- _Your goal_: Copy out all the data, word for word.
*-*-*
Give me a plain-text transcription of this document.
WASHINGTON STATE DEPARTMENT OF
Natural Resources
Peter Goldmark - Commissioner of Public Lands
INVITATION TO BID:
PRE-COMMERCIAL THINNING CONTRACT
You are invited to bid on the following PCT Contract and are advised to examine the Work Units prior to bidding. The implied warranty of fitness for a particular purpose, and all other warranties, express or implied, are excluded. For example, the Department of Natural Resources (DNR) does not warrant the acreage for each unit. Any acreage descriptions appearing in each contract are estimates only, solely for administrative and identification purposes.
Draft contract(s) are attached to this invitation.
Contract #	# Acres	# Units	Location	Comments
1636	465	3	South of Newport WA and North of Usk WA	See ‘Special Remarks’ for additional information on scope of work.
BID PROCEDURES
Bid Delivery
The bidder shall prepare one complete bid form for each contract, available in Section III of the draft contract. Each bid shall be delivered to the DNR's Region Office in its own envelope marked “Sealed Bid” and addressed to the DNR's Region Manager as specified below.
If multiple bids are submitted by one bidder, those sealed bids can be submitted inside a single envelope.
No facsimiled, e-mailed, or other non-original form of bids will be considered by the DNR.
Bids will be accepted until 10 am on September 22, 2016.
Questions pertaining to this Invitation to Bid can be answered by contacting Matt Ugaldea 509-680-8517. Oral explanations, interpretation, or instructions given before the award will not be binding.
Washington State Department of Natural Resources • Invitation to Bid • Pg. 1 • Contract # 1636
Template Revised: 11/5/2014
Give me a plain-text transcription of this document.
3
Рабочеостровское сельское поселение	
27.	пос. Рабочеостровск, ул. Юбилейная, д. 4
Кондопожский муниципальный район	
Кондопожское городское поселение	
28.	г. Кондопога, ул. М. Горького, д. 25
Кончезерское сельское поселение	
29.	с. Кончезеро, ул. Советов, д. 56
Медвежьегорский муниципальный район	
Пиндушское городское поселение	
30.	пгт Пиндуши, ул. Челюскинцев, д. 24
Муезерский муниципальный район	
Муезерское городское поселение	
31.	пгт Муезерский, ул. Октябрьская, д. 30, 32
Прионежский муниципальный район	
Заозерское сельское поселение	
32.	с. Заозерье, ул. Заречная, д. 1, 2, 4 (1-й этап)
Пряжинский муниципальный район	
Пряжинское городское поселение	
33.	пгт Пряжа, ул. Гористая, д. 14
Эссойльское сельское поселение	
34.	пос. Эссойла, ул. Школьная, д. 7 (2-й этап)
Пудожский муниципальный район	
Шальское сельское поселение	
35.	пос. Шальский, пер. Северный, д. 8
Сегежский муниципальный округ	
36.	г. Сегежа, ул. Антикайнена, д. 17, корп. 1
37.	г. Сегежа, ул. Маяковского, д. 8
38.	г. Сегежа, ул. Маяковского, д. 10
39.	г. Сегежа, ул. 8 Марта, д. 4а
*-*-*
- _Solution for this exercise_:
Give me a plain-text transcription of this document.
WASHINGTON STATE DEPARTMENT OF
Natural Resources
Peter Goldmark - Commissioner of Public Lands
INVITATION TO BID:
PRE-COMMERCIAL THINNING CONTRACT
You are invited to bid on the following PCT Contract and are advised to examine the Work Units prior to bidding. The implied warranty of fitness for a particular purpose, and all other warranties, express or implied, are excluded. For example, the Department of Natural Resources (DNR) does not warrant the acreage for each unit. Any acreage descriptions appearing in each contract are estimates only, solely for administrative and identification purposes.
Draft contract(s) are attached to this invitation.
Contract #	# Acres	# Units	Location	Comments
1636	465	3	South of Newport WA and North of Usk WA	See ‘Special Remarks’ for additional information on scope of work.
BID PROCEDURES
Bid Delivery
The bidder shall prepare one complete bid form for each contract, available in Section III of the draft contract. Each bid shall be delivered to the DNR's Region Office in its own envelope marked “Sealed Bid” and addressed to the DNR's Region Manager as specified below.
If multiple bids are submitted by one bidder, those sealed bids can be submitted inside a single envelope.
No facsimiled, e-mailed, or other non-original form of bids will be considered by the DNR.
Bids will be accepted until 10 am on September 22, 2016.
Questions pertaining to this Invitation to Bid can be answered by contacting Matt Ugaldea 509-680-8517. Oral explanations, interpretation, or instructions given before the award will not be binding.
Washington State Department of Natural Resources • Invitation to Bid • Pg. 1 • Contract # 1636
Template Revised: 11/5/2014
Give me a plain-text transcription of this document.
3
Рабочеостровское сельское поселение	
27.	пос. Рабочеостровск, ул. Юбилейная, д. 4
Кондопожский муниципальный район	
Кондопожское городское поселение	
28.	г. Кондопога, ул. М. Горького, д. 25
Кончезерское сельское поселение	
29.	с. Кончезеро, ул. Советов, д. 56
Медвежьегорский муниципальный район	
Пиндушское городское поселение	
30.	пгт Пиндуши, ул. Челюскинцев, д. 24
Муезерский муниципальный район	
Муезерское городское поселение	
31.	пгт Муезерский, ул. Октябрьская, д. 30, 32
Прионежский муниципальный район	
Заозерское сельское поселение	
32.	с. Заозерье, ул. Заречная, д. 1, 2, 4 (1-й этап)
Пряжинский муниципальный район	
Пряжинское городское поселение	
33.	пгт Пряжа, ул. Гористая, д. 14
Эссойльское сельское поселение	
34.	пос. Эссойла, ул. Школьная, д. 7 (2-й этап)
Пудожский муниципальный район	
Шальское сельское поселение	
35.	пос. Шальский, пер. Северный, д. 8
Сегежский муниципальный округ	
36.	г. Сегежа, ул. Антикайнена, д. 17, корп. 1
37.	г. Сегежа, ул. Маяковского, д. 8
38.	г. Сегежа, ул. Маяковского, д. 10
39.	г. Сегежа, ул. 8 Марта, д. 4а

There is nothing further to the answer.